### GIVEN PASSAGE
•••••

4 Ways to Ensure Quality Control of Your Direct Mail Campaign


4-Ways-to-Ensure-Quality-Control-of-Your-Direct-Mail-CampaignWhen you hand over the responsibility for your direct mail campaign to an external service provider, it’s normal to feel a twinge of concern about whether the final product is going to meet your standards. Implementing a quality campaign takes close cooperation between you and the mailing house, and using this checklist of 5 ways to ensure quality control will help make the end result meet your professional standards.

1. Provide Comprehensive Information

One of the most difficult aspects of putting together a direct mail campaign is to ensure that every aspect of the offer is covered. The more information you can give the mailing house, the less likely they are to create an offer that doesn’t contain the most important aspects. Set up a brief that covers:

  • Details of the product or service
  • Benefits of its use
  • Branding elements, such as logo, images and pay-off lines
  • Special promo information, such as discounts available and timelines

Make sure the designers have everything they need to create a mailing that sells your offer effectively.

•••••

### INSTRUCTIONS
A – What branding elements does the direct mail article say the brief should cover?
B – Please print the part of the direct mail article starting with "One of the most" and going on through "your offer effectively.".

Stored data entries
•••••

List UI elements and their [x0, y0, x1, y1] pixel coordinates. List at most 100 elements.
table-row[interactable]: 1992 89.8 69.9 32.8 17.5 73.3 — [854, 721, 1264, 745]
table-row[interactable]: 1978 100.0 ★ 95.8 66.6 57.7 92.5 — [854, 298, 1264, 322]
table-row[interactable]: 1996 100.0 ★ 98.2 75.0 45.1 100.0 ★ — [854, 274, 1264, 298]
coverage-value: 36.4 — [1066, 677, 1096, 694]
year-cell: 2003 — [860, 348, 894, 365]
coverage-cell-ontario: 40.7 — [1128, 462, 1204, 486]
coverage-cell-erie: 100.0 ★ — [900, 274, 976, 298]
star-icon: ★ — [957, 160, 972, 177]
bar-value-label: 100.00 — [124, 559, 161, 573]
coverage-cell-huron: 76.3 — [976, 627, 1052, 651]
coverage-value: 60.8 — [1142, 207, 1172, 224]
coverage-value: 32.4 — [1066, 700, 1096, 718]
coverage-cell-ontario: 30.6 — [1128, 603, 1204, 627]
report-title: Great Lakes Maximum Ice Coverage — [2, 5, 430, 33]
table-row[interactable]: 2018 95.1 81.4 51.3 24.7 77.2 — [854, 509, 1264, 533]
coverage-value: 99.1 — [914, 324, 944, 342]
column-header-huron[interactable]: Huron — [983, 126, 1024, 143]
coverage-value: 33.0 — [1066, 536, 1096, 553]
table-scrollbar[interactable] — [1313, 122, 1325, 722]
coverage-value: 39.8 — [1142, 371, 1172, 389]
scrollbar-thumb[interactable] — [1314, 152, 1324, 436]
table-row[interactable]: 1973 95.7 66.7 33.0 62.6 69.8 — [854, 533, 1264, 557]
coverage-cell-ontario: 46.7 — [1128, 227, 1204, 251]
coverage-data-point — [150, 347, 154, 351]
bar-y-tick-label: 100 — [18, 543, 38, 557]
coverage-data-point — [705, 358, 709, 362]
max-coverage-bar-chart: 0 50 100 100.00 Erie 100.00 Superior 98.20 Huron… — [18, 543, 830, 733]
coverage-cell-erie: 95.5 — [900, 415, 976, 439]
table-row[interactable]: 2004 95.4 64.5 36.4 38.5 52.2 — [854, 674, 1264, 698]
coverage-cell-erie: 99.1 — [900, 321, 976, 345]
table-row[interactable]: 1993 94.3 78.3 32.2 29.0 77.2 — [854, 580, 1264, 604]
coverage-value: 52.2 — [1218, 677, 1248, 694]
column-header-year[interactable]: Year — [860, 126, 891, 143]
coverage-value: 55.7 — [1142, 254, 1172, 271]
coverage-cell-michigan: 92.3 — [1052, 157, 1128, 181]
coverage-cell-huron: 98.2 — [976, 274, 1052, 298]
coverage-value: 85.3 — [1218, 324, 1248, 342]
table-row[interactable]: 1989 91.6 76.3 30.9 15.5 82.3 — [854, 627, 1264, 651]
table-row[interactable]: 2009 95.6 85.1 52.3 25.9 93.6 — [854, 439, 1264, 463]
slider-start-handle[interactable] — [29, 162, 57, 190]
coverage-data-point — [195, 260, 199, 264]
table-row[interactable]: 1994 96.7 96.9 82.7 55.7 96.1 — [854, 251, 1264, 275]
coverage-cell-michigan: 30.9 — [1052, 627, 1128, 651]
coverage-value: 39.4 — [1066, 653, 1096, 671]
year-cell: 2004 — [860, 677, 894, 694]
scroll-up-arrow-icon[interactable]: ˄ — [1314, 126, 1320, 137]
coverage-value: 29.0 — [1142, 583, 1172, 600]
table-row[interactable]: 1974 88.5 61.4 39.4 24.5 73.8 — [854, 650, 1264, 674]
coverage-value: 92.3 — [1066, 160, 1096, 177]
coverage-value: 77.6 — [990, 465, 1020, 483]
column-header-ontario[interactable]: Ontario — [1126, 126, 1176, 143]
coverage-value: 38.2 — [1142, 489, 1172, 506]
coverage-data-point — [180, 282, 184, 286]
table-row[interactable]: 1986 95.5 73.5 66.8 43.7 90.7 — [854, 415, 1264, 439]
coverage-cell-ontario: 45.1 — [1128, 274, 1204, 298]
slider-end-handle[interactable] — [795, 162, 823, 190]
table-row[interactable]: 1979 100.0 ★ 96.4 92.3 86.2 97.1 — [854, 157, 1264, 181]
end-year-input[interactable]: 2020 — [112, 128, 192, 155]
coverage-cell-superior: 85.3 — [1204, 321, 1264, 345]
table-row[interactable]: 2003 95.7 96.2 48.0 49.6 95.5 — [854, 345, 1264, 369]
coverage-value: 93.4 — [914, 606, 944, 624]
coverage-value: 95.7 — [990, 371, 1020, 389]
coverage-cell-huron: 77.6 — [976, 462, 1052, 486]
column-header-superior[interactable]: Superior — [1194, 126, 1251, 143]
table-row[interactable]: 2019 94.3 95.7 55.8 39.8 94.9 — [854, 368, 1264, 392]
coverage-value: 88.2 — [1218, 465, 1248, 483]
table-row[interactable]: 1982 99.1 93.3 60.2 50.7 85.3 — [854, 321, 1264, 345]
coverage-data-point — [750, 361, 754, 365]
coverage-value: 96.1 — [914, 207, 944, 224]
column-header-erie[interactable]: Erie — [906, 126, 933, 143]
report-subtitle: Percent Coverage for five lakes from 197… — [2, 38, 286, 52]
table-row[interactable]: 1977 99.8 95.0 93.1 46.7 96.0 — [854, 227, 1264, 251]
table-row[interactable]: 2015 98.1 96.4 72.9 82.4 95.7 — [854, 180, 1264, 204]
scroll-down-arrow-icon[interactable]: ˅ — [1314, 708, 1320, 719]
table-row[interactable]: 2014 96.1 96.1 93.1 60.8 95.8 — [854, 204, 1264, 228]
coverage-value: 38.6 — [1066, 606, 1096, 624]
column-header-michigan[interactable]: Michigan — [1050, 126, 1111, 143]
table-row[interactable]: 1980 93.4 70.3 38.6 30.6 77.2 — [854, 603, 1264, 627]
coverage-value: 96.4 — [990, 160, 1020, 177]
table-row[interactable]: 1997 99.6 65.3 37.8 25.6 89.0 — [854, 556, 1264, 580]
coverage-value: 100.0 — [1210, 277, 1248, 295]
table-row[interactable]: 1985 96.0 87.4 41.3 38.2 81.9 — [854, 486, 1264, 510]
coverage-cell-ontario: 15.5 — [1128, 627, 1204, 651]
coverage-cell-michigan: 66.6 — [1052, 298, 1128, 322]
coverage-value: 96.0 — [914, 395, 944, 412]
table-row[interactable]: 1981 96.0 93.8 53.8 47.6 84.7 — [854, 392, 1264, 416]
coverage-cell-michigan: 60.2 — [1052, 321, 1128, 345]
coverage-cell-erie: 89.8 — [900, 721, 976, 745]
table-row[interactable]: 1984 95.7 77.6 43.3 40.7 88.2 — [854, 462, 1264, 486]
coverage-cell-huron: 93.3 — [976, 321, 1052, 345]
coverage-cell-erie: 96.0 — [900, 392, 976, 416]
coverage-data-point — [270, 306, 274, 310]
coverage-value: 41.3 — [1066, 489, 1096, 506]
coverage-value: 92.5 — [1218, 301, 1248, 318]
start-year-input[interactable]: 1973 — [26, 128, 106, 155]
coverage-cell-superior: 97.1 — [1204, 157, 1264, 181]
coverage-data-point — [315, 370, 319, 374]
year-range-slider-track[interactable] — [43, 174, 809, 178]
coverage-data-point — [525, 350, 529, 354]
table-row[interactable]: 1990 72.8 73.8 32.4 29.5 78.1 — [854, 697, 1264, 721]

•••••

### SOLUTIONS TO THE TASKS
A – Logo, images and pay-off lines.

B –
One of the most difficult aspects of putting together a direct mail campaign is to ensure that every aspect of the offer is covered. The more information you can give the mailing house, the less likely they are to create an offer that doesn’t contain the most important aspects. Set up a brief that covers:

  • Details of the product or service
  • Benefits of its use
  • Branding elements, such as logo, images and pay-off lines
  • Special promo information, such as discounts available and timelines

Make sure the designers have everything they need to create a mailing that sells your offer effectively.